__What the task requires__
Your task is to copy the listing exactly, with the pictures left out.

[Extracted records]
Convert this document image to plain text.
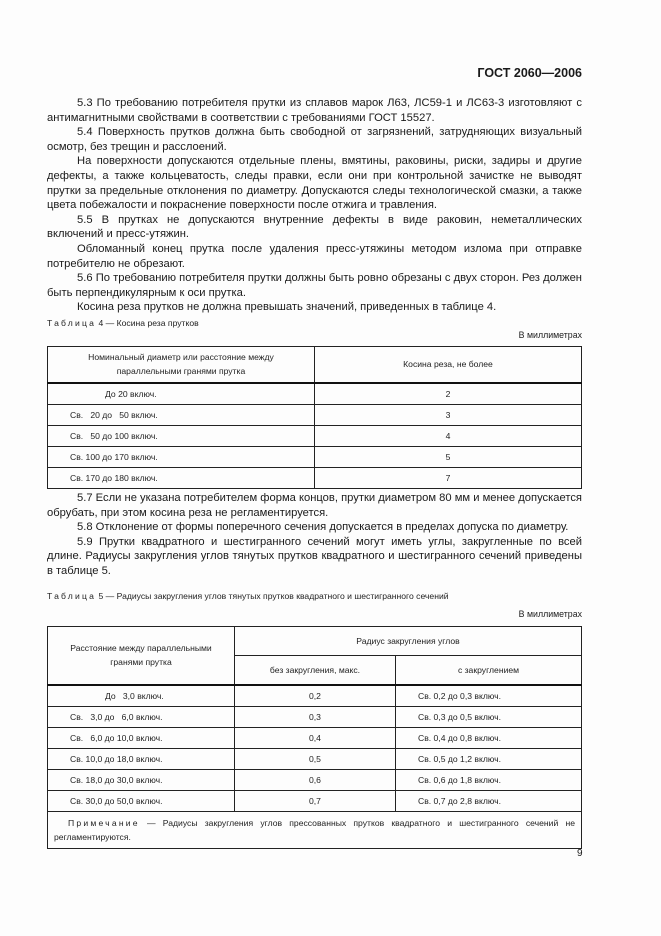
ГОСТ 2060—2006

5.3 По требованию потребителя прутки из сплавов марок Л63, ЛС59-1 и ЛС63-3 изготовляют с антимагнитными свойствами в соответствии с требованиями ГОСТ 15527.

5.4 Поверхность прутков должна быть свободной от загрязнений, затрудняющих визуальный осмотр, без трещин и расслоений.

На поверхности допускаются отдельные плены, вмятины, раковины, риски, задиры и другие дефекты, а также кольцеватость, следы правки, если они при контрольной зачистке не выводят прутки за предельные отклонения по диаметру. Допускаются следы технологической смазки, а также цвета побежалости и покраснение поверхности после отжига и травления.

5.5 В прутках не допускаются внутренние дефекты в виде раковин, неметаллических включений и пресс-утяжин.

Обломанный конец прутка после удаления пресс-утяжины методом излома при отправке потребителю не обрезают.

5.6 По требованию потребителя прутки должны быть ровно обрезаны с двух сторон. Рез должен быть перпендикулярным к оси прутка.

Косина реза прутков не должна превышать значений, приведенных в таблице 4.

Таблица 4 — Косина реза прутков
В миллиметрах
Номинальный диаметр или расстояние между параллельными гранями прутка	Косина реза, не более
До 20 включ.	2
Св.   20 до   50 включ.	3
Св.   50 до 100 включ.	4
Св. 100 до 170 включ.	5
Св. 170 до 180 включ.	7

5.7 Если не указана потребителем форма концов, прутки диаметром 80 мм и менее допускается обрубать, при этом косина реза не регламентируется.

5.8 Отклонение от формы поперечного сечения допускается в пределах допуска по диаметру.

5.9 Прутки квадратного и шестигранного сечений могут иметь углы, закругленные по всей длине. Радиусы закругления углов тянутых прутков квадратного и шестигранного сечений приведены в таблице 5.

Таблица 5 — Радиусы закругления углов тянутых прутков квадратного и шестигранного сечений
В миллиметрах
Расстояние между параллельными гранями прутка	Радиус закругления углов	
	без закругления, макс.	с закруглением
До   3,0 включ.	0,2	Св. 0,2 до 0,3 включ.
Св.   3,0 до   6,0 включ.	0,3	Св. 0,3 до 0,5 включ.
Св.   6,0 до 10,0 включ.	0,4	Св. 0,4 до 0,8 включ.
Св. 10,0 до 18,0 включ.	0,5	Св. 0,5 до 1,2 включ.
Св. 18,0 до 30,0 включ.	0,6	Св. 0,6 до 1,8 включ.
Св. 30,0 до 50,0 включ.	0,7	Св. 0,7 до 2,8 включ.
Примечание — Радиусы закругления углов прессованных прутков квадратного и шестигранного сечений не регламентируются.		
9
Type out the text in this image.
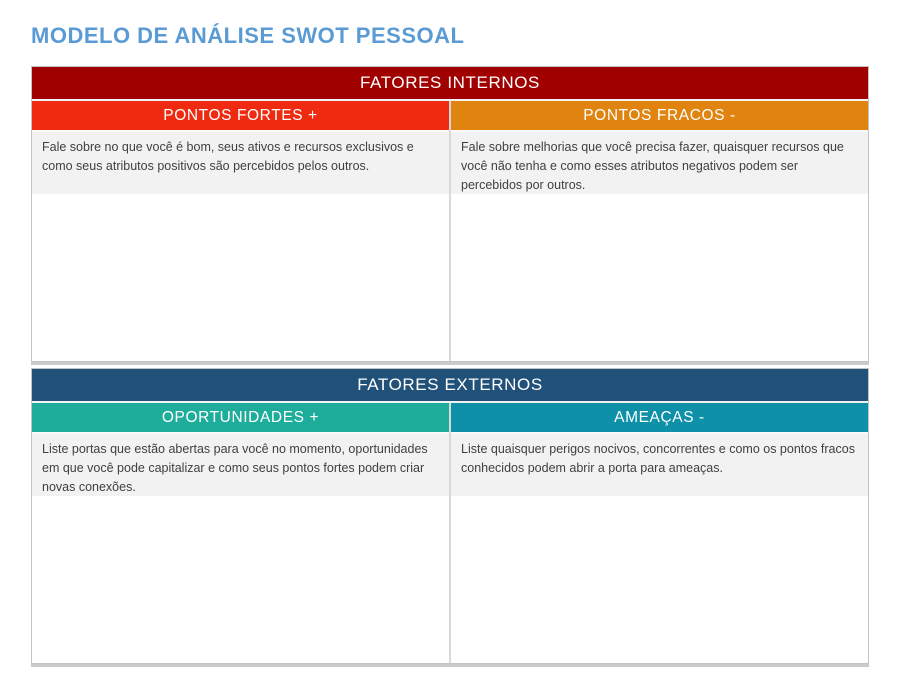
MODELO DE ANÁLISE SWOT PESSOAL
FATORES INTERNOS
PONTOS FORTES +
Fale sobre no que você é bom, seus ativos e recursos exclusivos e como seus atributos positivos são percebidos pelos outros.
PONTOS FRACOS -
Fale sobre melhorias que você precisa fazer, quaisquer recursos que você não tenha e como esses atributos negativos podem ser percebidos por outros.
FATORES EXTERNOS
OPORTUNIDADES +
Liste portas que estão abertas para você no momento, oportunidades em que você pode capitalizar e como seus pontos fortes podem criar novas conexões.
AMEAÇAS -
Liste quaisquer perigos nocivos, concorrentes e como os pontos fracos conhecidos podem abrir a porta para ameaças.
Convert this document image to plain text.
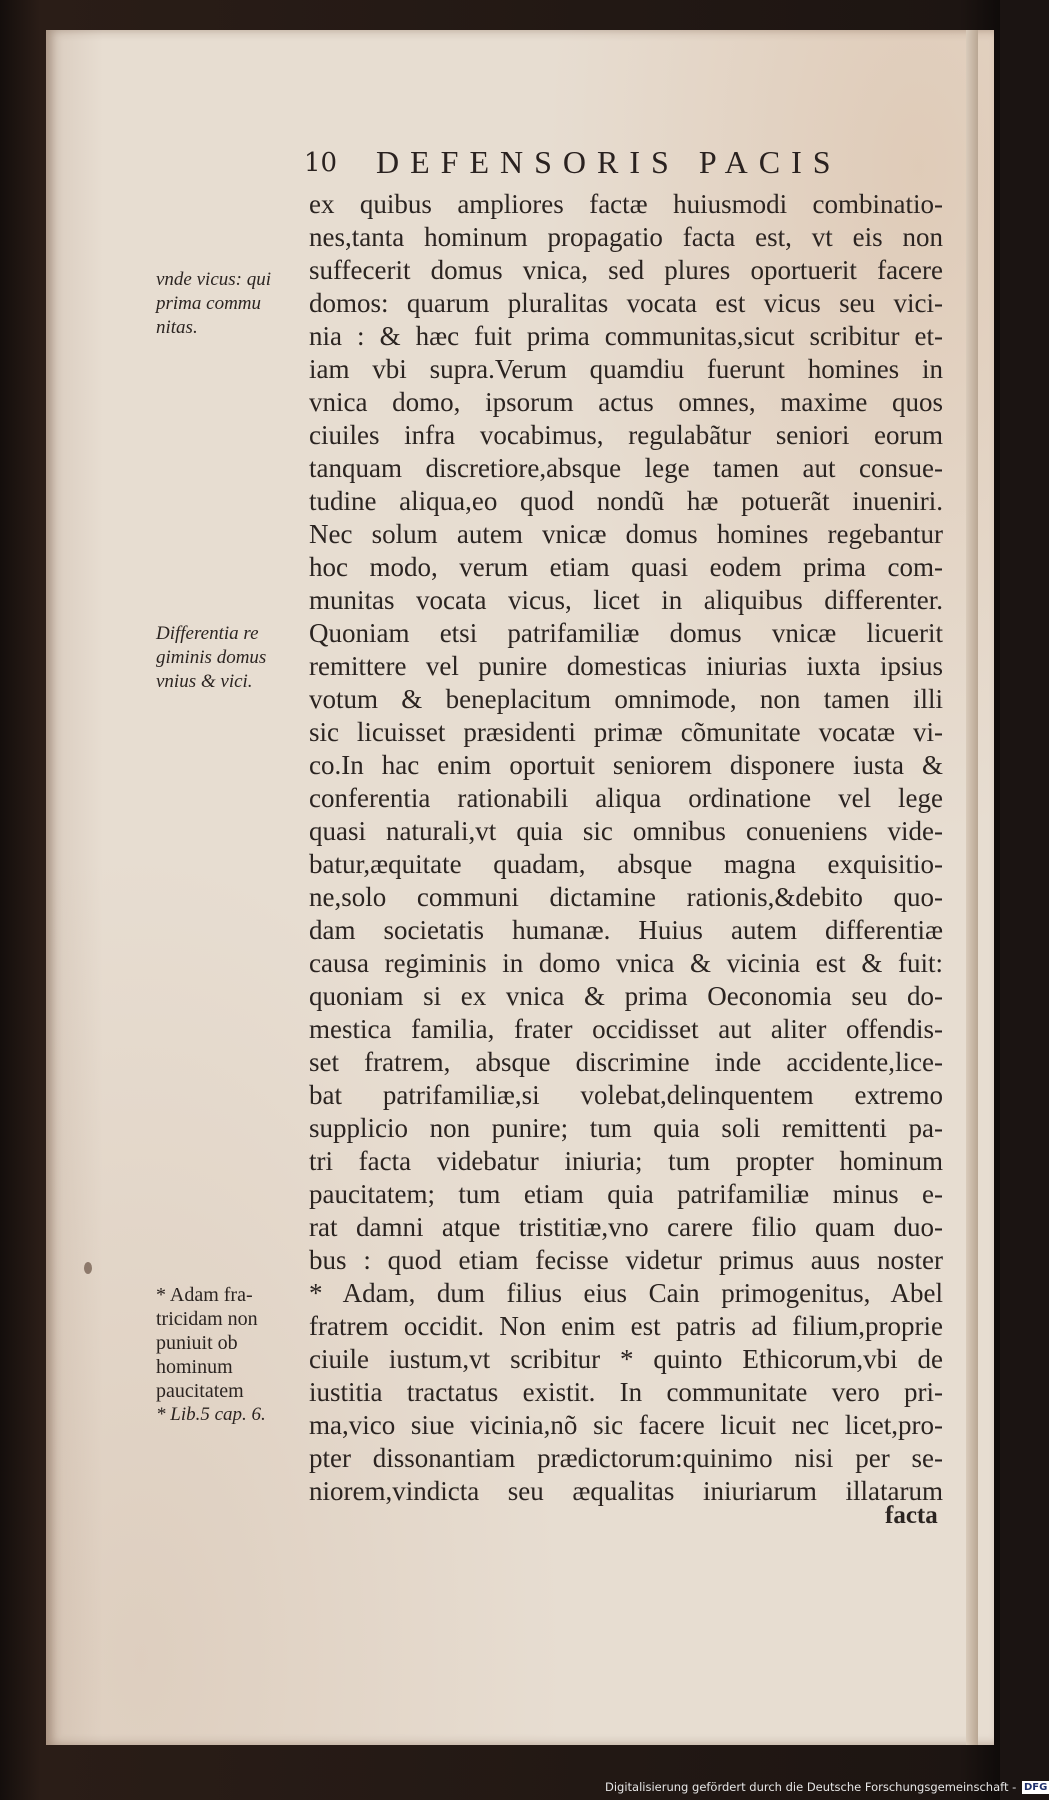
10 DEFENSORIS PACIS
ex quibus ampliores factæ huiusmodi combinatio-
nes,tanta hominum propagatio facta est, vt eis non
suffecerit domus vnica, sed plures oportuerit facere
domos: quarum pluralitas vocata est vicus seu vici-
nia : & hæc fuit prima communitas,sicut scribitur et-
iam vbi supra.Verum quamdiu fuerunt homines in
vnica domo, ipsorum actus omnes, maxime quos
ciuiles infra vocabimus, regulabãtur seniori eorum
tanquam discretiore,absque lege tamen aut consue-
tudine aliqua,eo quod nondũ hæ potuerãt inueniri.
Nec solum autem vnicæ domus homines regebantur
hoc modo, verum etiam quasi eodem prima com-
munitas vocata vicus, licet in aliquibus differenter.
Quoniam etsi patrifamiliæ domus vnicæ licuerit
remittere vel punire domesticas iniurias iuxta ipsius
votum & beneplacitum omnimode, non tamen illi
sic licuisset præsidenti primæ cõmunitate vocatæ vi-
co.In hac enim oportuit seniorem disponere iusta &
conferentia rationabili aliqua ordinatione vel lege
quasi naturali,vt quia sic omnibus conueniens vide-
batur,æquitate quadam, absque magna exquisitio-
ne,solo communi dictamine rationis,&debito quo-
dam societatis humanæ. Huius autem differentiæ
causa regiminis in domo vnica & vicinia est & fuit:
quoniam si ex vnica & prima Oeconomia seu do-
mestica familia, frater occidisset aut aliter offendis-
set fratrem, absque discrimine inde accidente,lice-
bat patrifamiliæ,si volebat,delinquentem extremo
supplicio non punire; tum quia soli remittenti pa-
tri facta videbatur iniuria; tum propter hominum
paucitatem; tum etiam quia patrifamiliæ minus e-
rat damni atque tristitiæ,vno carere filio quam duo-
bus : quod etiam fecisse videtur primus auus noster
* Adam, dum filius eius Cain primogenitus, Abel
fratrem occidit. Non enim est patris ad filium,proprie
ciuile iustum,vt scribitur * quinto Ethicorum,vbi de
iustitia tractatus existit. In communitate vero pri-
ma,vico siue vicinia,nõ sic facere licuit nec licet,pro-
pter dissonantiam prædictorum:quinimo nisi per se-
niorem,vindicta seu æqualitas iniuriarum illatarum
facta
vnde vicus: qui
prima commu
nitas.
Differentia re
giminis domus
vnius & vici.
* Adam fra-
tricidam non
puniuit ob
hominum
paucitatem
* Lib.5 cap. 6.
Digitalisierung gefördert durch die Deutsche Forschungsgemeinschaft - DFG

__In response__
Convert this document image to plain text.
ГОСТ 2060—2006

5.3 По требованию потребителя прутки из сплавов марок Л63, ЛС59-1 и ЛС63-3 изготовляют с антимагнитными свойствами в соответствии с требованиями ГОСТ 15527.

5.4 Поверхность прутков должна быть свободной от загрязнений, затрудняющих визуальный осмотр, без трещин и расслоений.

На поверхности допускаются отдельные плены, вмятины, раковины, риски, задиры и другие дефекты, а также кольцеватость, следы правки, если они при контрольной зачистке не выводят прутки за предельные отклонения по диаметру. Допускаются следы технологической смазки, а также цвета побежалости и покраснение поверхности после отжига и травления.

5.5 В прутках не допускаются внутренние дефекты в виде раковин, неметаллических включений и пресс-утяжин.

Обломанный конец прутка после удаления пресс-утяжины методом излома при отправке потребителю не обрезают.

5.6 По требованию потребителя прутки должны быть ровно обрезаны с двух сторон. Рез должен быть перпендикулярным к оси прутка.

Косина реза прутков не должна превышать значений, приведенных в таблице 4.

Таблица 4 — Косина реза прутков
В миллиметрах
Номинальный диаметр или расстояние между параллельными гранями прутка	Косина реза, не более
До 20 включ.	2
Св.   20 до   50 включ.	3
Св.   50 до 100 включ.	4
Св. 100 до 170 включ.	5
Св. 170 до 180 включ.	7

5.7 Если не указана потребителем форма концов, прутки диаметром 80 мм и менее допускается обрубать, при этом косина реза не регламентируется.

5.8 Отклонение от формы поперечного сечения допускается в пределах допуска по диаметру.

5.9 Прутки квадратного и шестигранного сечений могут иметь углы, закругленные по всей длине. Радиусы закругления углов тянутых прутков квадратного и шестигранного сечений приведены в таблице 5.

Таблица 5 — Радиусы закругления углов тянутых прутков квадратного и шестигранного сечений
В миллиметрах
Расстояние между параллельными гранями прутка	Радиус закругления углов	
	без закругления, макс.	с закруглением
До   3,0 включ.	0,2	Св. 0,2 до 0,3 включ.
Св.   3,0 до   6,0 включ.	0,3	Св. 0,3 до 0,5 включ.
Св.   6,0 до 10,0 включ.	0,4	Св. 0,4 до 0,8 включ.
Св. 10,0 до 18,0 включ.	0,5	Св. 0,5 до 1,2 включ.
Св. 18,0 до 30,0 включ.	0,6	Св. 0,6 до 1,8 включ.
Св. 30,0 до 50,0 включ.	0,7	Св. 0,7 до 2,8 включ.
Примечание — Радиусы закругления углов прессованных прутков квадратного и шестигранного сечений не регламентируются.		
9
Type out the text in this image.
MODELO DE ANÁLISE SWOT PESSOAL
FATORES INTERNOS
PONTOS FORTES +
Fale sobre no que você é bom, seus ativos e recursos exclusivos e como seus atributos positivos são percebidos pelos outros.
PONTOS FRACOS -
Fale sobre melhorias que você precisa fazer, quaisquer recursos que você não tenha e como esses atributos negativos podem ser percebidos por outros.
FATORES EXTERNOS
OPORTUNIDADES +
Liste portas que estão abertas para você no momento, oportunidades em que você pode capitalizar e como seus pontos fortes podem criar novas conexões.
AMEAÇAS -
Liste quaisquer perigos nocivos, concorrentes e como os pontos fracos conhecidos podem abrir a porta para ameaças.
Convert this document image to plain text.
10 DEFENSORIS PACIS
ex quibus ampliores factæ huiusmodi combinatio-
nes,tanta hominum propagatio facta est, vt eis non
suffecerit domus vnica, sed plures oportuerit facere
domos: quarum pluralitas vocata est vicus seu vici-
nia : & hæc fuit prima communitas,sicut scribitur et-
iam vbi supra.Verum quamdiu fuerunt homines in
vnica domo, ipsorum actus omnes, maxime quos
ciuiles infra vocabimus, regulabãtur seniori eorum
tanquam discretiore,absque lege tamen aut consue-
tudine aliqua,eo quod nondũ hæ potuerãt inueniri.
Nec solum autem vnicæ domus homines regebantur
hoc modo, verum etiam quasi eodem prima com-
munitas vocata vicus, licet in aliquibus differenter.
Quoniam etsi patrifamiliæ domus vnicæ licuerit
remittere vel punire domesticas iniurias iuxta ipsius
votum & beneplacitum omnimode, non tamen illi
sic licuisset præsidenti primæ cõmunitate vocatæ vi-
co.In hac enim oportuit seniorem disponere iusta &
conferentia rationabili aliqua ordinatione vel lege
quasi naturali,vt quia sic omnibus conueniens vide-
batur,æquitate quadam, absque magna exquisitio-
ne,solo communi dictamine rationis,&debito quo-
dam societatis humanæ. Huius autem differentiæ
causa regiminis in domo vnica & vicinia est & fuit:
quoniam si ex vnica & prima Oeconomia seu do-
mestica familia, frater occidisset aut aliter offendis-
set fratrem, absque discrimine inde accidente,lice-
bat patrifamiliæ,si volebat,delinquentem extremo
supplicio non punire; tum quia soli remittenti pa-
tri facta videbatur iniuria; tum propter hominum
paucitatem; tum etiam quia patrifamiliæ minus e-
rat damni atque tristitiæ,vno carere filio quam duo-
bus : quod etiam fecisse videtur primus auus noster
* Adam, dum filius eius Cain primogenitus, Abel
fratrem occidit. Non enim est patris ad filium,proprie
ciuile iustum,vt scribitur * quinto Ethicorum,vbi de
iustitia tractatus existit. In communitate vero pri-
ma,vico siue vicinia,nõ sic facere licuit nec licet,pro-
pter dissonantiam prædictorum:quinimo nisi per se-
niorem,vindicta seu æqualitas iniuriarum illatarum
facta
vnde vicus: qui
prima commu
nitas.
Differentia re
giminis domus
vnius & vici.
* Adam fra-
tricidam non
puniuit ob
hominum
paucitatem
* Lib.5 cap. 6.
Digitalisierung gefördert durch die Deutsche Forschungsgemeinschaft - DFG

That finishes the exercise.